Exercise goal
From the listing below, extract every line containing "watermark".

-------------------------

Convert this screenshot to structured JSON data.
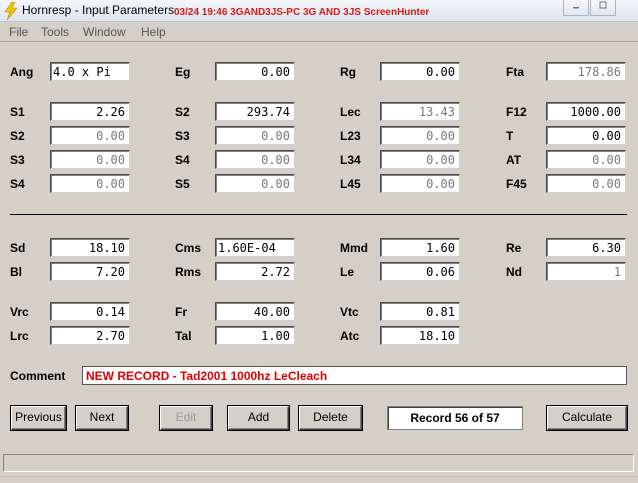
{
  "window": {
    "title": "Hornresp - Input Parameters",
    "watermark": "03/24 19:46 3GAND3JS-PC 3G AND 3JS ScreenHunter"
  },
  "menu": [
    "File",
    "Tools",
    "Window",
    "Help"
  ],
  "params": {
    "ang": {
      "label": "Ang",
      "value": "4.0 x Pi"
    },
    "eg": {
      "label": "Eg",
      "value": "0.00"
    },
    "rg": {
      "label": "Rg",
      "value": "0.00"
    },
    "fta": {
      "label": "Fta",
      "value": "178.86"
    },
    "s1": {
      "label": "S1",
      "value": "2.26"
    },
    "s2r": {
      "label": "S2",
      "value": "293.74"
    },
    "lec": {
      "label": "Lec",
      "value": "13.43"
    },
    "f12": {
      "label": "F12",
      "value": "1000.00"
    },
    "s2": {
      "label": "S2",
      "value": "0.00"
    },
    "s3r": {
      "label": "S3",
      "value": "0.00"
    },
    "l23": {
      "label": "L23",
      "value": "0.00"
    },
    "t": {
      "label": "T",
      "value": "0.00"
    },
    "s3": {
      "label": "S3",
      "value": "0.00"
    },
    "s4r": {
      "label": "S4",
      "value": "0.00"
    },
    "l34": {
      "label": "L34",
      "value": "0.00"
    },
    "at": {
      "label": "AT",
      "value": "0.00"
    },
    "s4": {
      "label": "S4",
      "value": "0.00"
    },
    "s5": {
      "label": "S5",
      "value": "0.00"
    },
    "l45": {
      "label": "L45",
      "value": "0.00"
    },
    "f45": {
      "label": "F45",
      "value": "0.00"
    },
    "sd": {
      "label": "Sd",
      "value": "18.10"
    },
    "cms": {
      "label": "Cms",
      "value": "1.60E-04"
    },
    "mmd": {
      "label": "Mmd",
      "value": "1.60"
    },
    "re": {
      "label": "Re",
      "value": "6.30"
    },
    "bl": {
      "label": "Bl",
      "value": "7.20"
    },
    "rms": {
      "label": "Rms",
      "value": "2.72"
    },
    "le": {
      "label": "Le",
      "value": "0.06"
    },
    "nd": {
      "label": "Nd",
      "value": "1"
    },
    "vrc": {
      "label": "Vrc",
      "value": "0.14"
    },
    "fr": {
      "label": "Fr",
      "value": "40.00"
    },
    "vtc": {
      "label": "Vtc",
      "value": "0.81"
    },
    "lrc": {
      "label": "Lrc",
      "value": "2.70"
    },
    "tal": {
      "label": "Tal",
      "value": "1.00"
    },
    "atc": {
      "label": "Atc",
      "value": "18.10"
    }
  },
  "comment": {
    "label": "Comment",
    "value": "NEW RECORD - Tad2001 1000hz LeCleach"
  },
  "buttons": {
    "previous": "Previous",
    "next": "Next",
    "edit": "Edit",
    "add": "Add",
    "delete": "Delete",
    "calculate": "Calculate"
  },
  "record": "Record 56 of 57",
  "colors": {
    "background": "#d4d0c8",
    "comment_text": "#e00000",
    "watermark": "#d61a1a"
  }
}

-------------------------

The response
    "watermark": "03/24 19:46 3GAND3JS-PC 3G AND 3JS ScreenHunter"
    "watermark": "#d61a1a"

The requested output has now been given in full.